Scan the entries below for the word "JSON". Copy each line that has it.
### Supplied entries
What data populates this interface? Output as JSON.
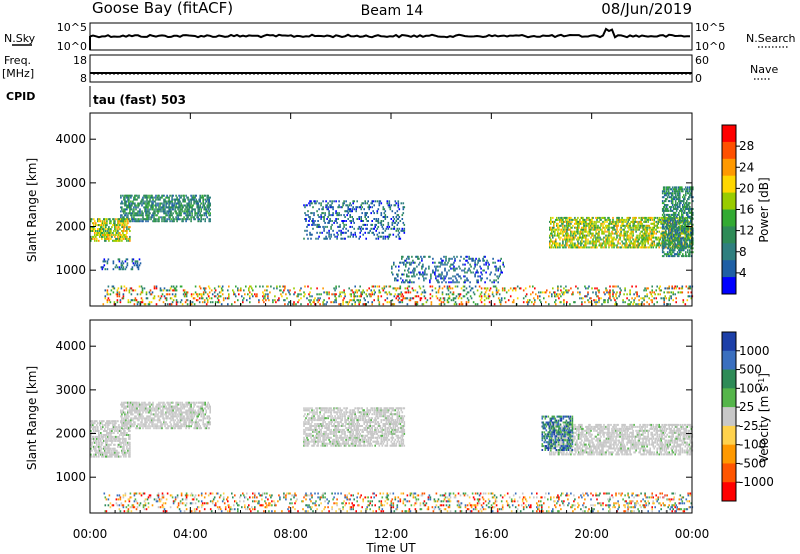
{
  "header": {
    "radar": "Goose Bay (fitACF)",
    "beam": "Beam 14",
    "date": "08/Jun/2019"
  },
  "status": {
    "nsky_label": "N.Sky",
    "nsky_ticks": [
      "10^5",
      "10^0"
    ],
    "nsearch_label": "N.Search",
    "nsearch_ticks": [
      "10^5",
      "10^0"
    ],
    "freq_label_1": "Freq.",
    "freq_label_2": "[MHz]",
    "freq_ticks": [
      "18",
      "8"
    ],
    "nave_label": "Nave",
    "nave_ticks": [
      "60",
      "0"
    ],
    "cpid_label": "CPID",
    "cpid_text": "tau (fast) 503"
  },
  "chart_data": [
    {
      "type": "heatmap",
      "name": "power",
      "ylabel": "Slant Range [km]",
      "yticks": [
        "4000",
        "3000",
        "2000",
        "1000"
      ],
      "ytick_values": [
        4000,
        3000,
        2000,
        1000
      ],
      "ylim": [
        180,
        4600
      ],
      "xlim": [
        0,
        24
      ],
      "colorbar_label": "Power [dB]",
      "colorbar_ticks": [
        "28",
        "24",
        "20",
        "16",
        "12",
        "8",
        "4"
      ],
      "colorbar_colors": [
        "#ff0000",
        "#ff5000",
        "#ff9900",
        "#ffd700",
        "#99cc00",
        "#33aa33",
        "#2e8b57",
        "#2f7f7f",
        "#1f5fa5",
        "#0000ff"
      ],
      "features": [
        {
          "t0": 0.0,
          "t1": 1.6,
          "r0": 1650,
          "r1": 2150,
          "intensity": "high"
        },
        {
          "t0": 1.2,
          "t1": 4.8,
          "r0": 2100,
          "r1": 2700,
          "intensity": "mid"
        },
        {
          "t0": 0.3,
          "t1": 2.0,
          "r0": 1000,
          "r1": 1250,
          "intensity": "low"
        },
        {
          "t0": 8.5,
          "t1": 12.5,
          "r0": 1700,
          "r1": 2600,
          "intensity": "low"
        },
        {
          "t0": 12.0,
          "t1": 16.5,
          "r0": 700,
          "r1": 1300,
          "intensity": "low"
        },
        {
          "t0": 18.3,
          "t1": 24.0,
          "r0": 1500,
          "r1": 2200,
          "intensity": "high"
        },
        {
          "t0": 22.8,
          "t1": 24.0,
          "r0": 1300,
          "r1": 2900,
          "intensity": "mid"
        },
        {
          "t0": 0.5,
          "t1": 24.0,
          "r0": 200,
          "r1": 650,
          "intensity": "mixed"
        }
      ]
    },
    {
      "type": "heatmap",
      "name": "velocity",
      "ylabel": "Slant Range [km]",
      "yticks": [
        "4000",
        "3000",
        "2000",
        "1000"
      ],
      "ytick_values": [
        4000,
        3000,
        2000,
        1000
      ],
      "ylim": [
        180,
        4600
      ],
      "xlim": [
        0,
        24
      ],
      "colorbar_label": "Velocity [m s",
      "colorbar_label_sup": "-1",
      "colorbar_label_end": "]",
      "colorbar_ticks": [
        "1000",
        "500",
        "100",
        "25",
        "-25",
        "-100",
        "-500",
        "-1000"
      ],
      "colorbar_colors": [
        "#1c3fa8",
        "#3a6fbf",
        "#2e8b57",
        "#55b54a",
        "#c8c8c8",
        "#ffd24d",
        "#ff9900",
        "#ff5500",
        "#ff0000"
      ],
      "features": [
        {
          "t0": 0.0,
          "t1": 1.6,
          "r0": 1450,
          "r1": 2300,
          "intensity": "ground"
        },
        {
          "t0": 1.2,
          "t1": 4.8,
          "r0": 2100,
          "r1": 2700,
          "intensity": "ground"
        },
        {
          "t0": 8.5,
          "t1": 12.5,
          "r0": 1700,
          "r1": 2600,
          "intensity": "ground"
        },
        {
          "t0": 18.3,
          "t1": 24.0,
          "r0": 1500,
          "r1": 2200,
          "intensity": "ground"
        },
        {
          "t0": 18.0,
          "t1": 19.2,
          "r0": 1600,
          "r1": 2400,
          "intensity": "positive"
        },
        {
          "t0": 0.5,
          "t1": 24.0,
          "r0": 200,
          "r1": 650,
          "intensity": "mixed"
        }
      ]
    }
  ],
  "xaxis": {
    "label": "Time UT",
    "ticks": [
      "00:00",
      "04:00",
      "08:00",
      "12:00",
      "16:00",
      "20:00",
      "00:00"
    ],
    "tick_hours": [
      0,
      4,
      8,
      12,
      16,
      20,
      24
    ]
  }
}
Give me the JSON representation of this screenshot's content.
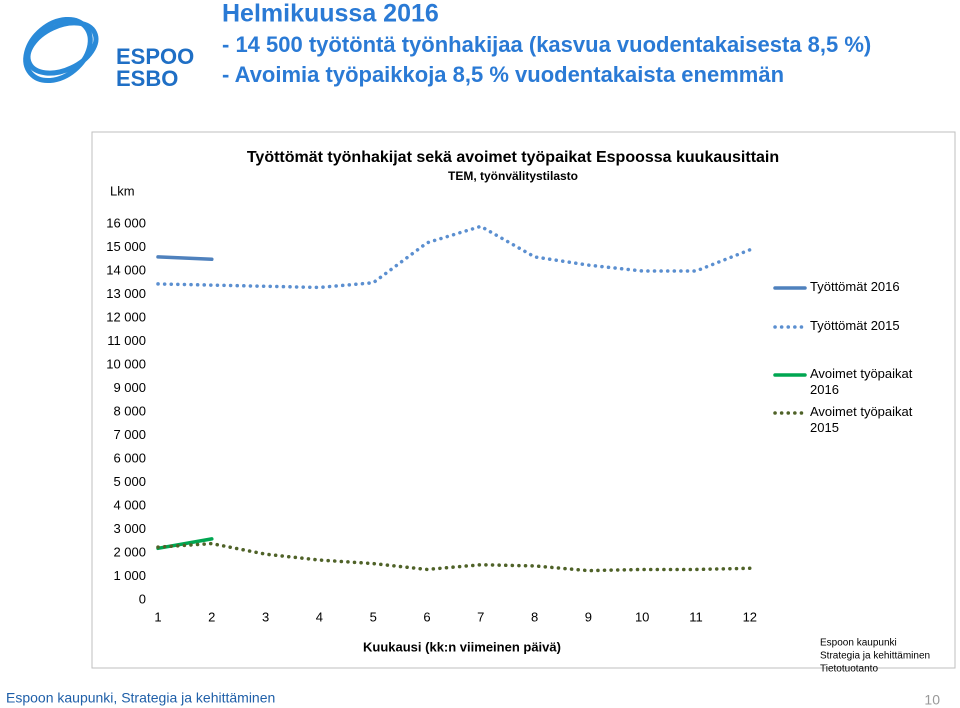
{
  "logo": {
    "lines": [
      "ESPOO",
      "ESBO"
    ]
  },
  "heading": {
    "title": "Helmikuussa 2016",
    "lines": [
      "- 14 500 työtöntä työnhakijaa (kasvua vuodentakaisesta 8,5 %)",
      "- Avoimia työpaikkoja 8,5 % vuodentakaista enemmän"
    ]
  },
  "chart_data": {
    "type": "line",
    "title": "Työttömät työnhakijat sekä avoimet työpaikat Espoossa kuukausittain",
    "subtitle": "TEM, työnvälitystilasto",
    "y_label": "Lkm",
    "x_label": "Kuukausi (kk:n viimeinen päivä)",
    "categories": [
      "1",
      "2",
      "3",
      "4",
      "5",
      "6",
      "7",
      "8",
      "9",
      "10",
      "11",
      "12"
    ],
    "ylim": [
      0,
      16000
    ],
    "yticks": [
      0,
      {
        "value": 1000,
        "label": "1 000"
      },
      {
        "value": 2000,
        "label": "2 000"
      },
      {
        "value": 3000,
        "label": "3 000"
      },
      {
        "value": 4000,
        "label": "4 000"
      },
      {
        "value": 5000,
        "label": "5 000"
      },
      {
        "value": 6000,
        "label": "6 000"
      },
      {
        "value": 7000,
        "label": "7 000"
      },
      {
        "value": 8000,
        "label": "8 000"
      },
      {
        "value": 9000,
        "label": "9 000"
      },
      {
        "value": 10000,
        "label": "10 000"
      },
      {
        "value": 11000,
        "label": "11 000"
      },
      {
        "value": 12000,
        "label": "12 000"
      },
      {
        "value": 13000,
        "label": "13 000"
      },
      {
        "value": 14000,
        "label": "14 000"
      },
      {
        "value": 15000,
        "label": "15 000"
      },
      {
        "value": 16000,
        "label": "16 000"
      }
    ],
    "legend": "right",
    "series": [
      {
        "name": "Työttömät 2016",
        "color": "#4f81bd",
        "dashed": false,
        "values": [
          14600,
          14500,
          null,
          null,
          null,
          null,
          null,
          null,
          null,
          null,
          null,
          null
        ]
      },
      {
        "name": "Työttömät 2015",
        "color": "#5b8fd0",
        "dashed": true,
        "values": [
          13450,
          13400,
          13350,
          13300,
          13500,
          15200,
          15900,
          14600,
          14250,
          14000,
          14000,
          14900
        ]
      },
      {
        "name": "Avoimet työpaikat 2016",
        "color": "#00a651",
        "dashed": false,
        "values": [
          2200,
          2600,
          null,
          null,
          null,
          null,
          null,
          null,
          null,
          null,
          null,
          null
        ]
      },
      {
        "name": "Avoimet työpaikat 2015",
        "color": "#4f6228",
        "dashed": true,
        "values": [
          2250,
          2400,
          1950,
          1700,
          1550,
          1300,
          1500,
          1450,
          1250,
          1300,
          1300,
          1350
        ]
      }
    ]
  },
  "note": [
    "Espoon kaupunki",
    "Strategia ja kehittäminen",
    "Tietotuotanto"
  ],
  "footer": {
    "text": "Espoon kaupunki, Strategia ja kehittäminen",
    "page": "10"
  }
}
######
▸ Complete output
What data populates this interface? Output as JSON.
Give me the JSON representation of this screenshot's content.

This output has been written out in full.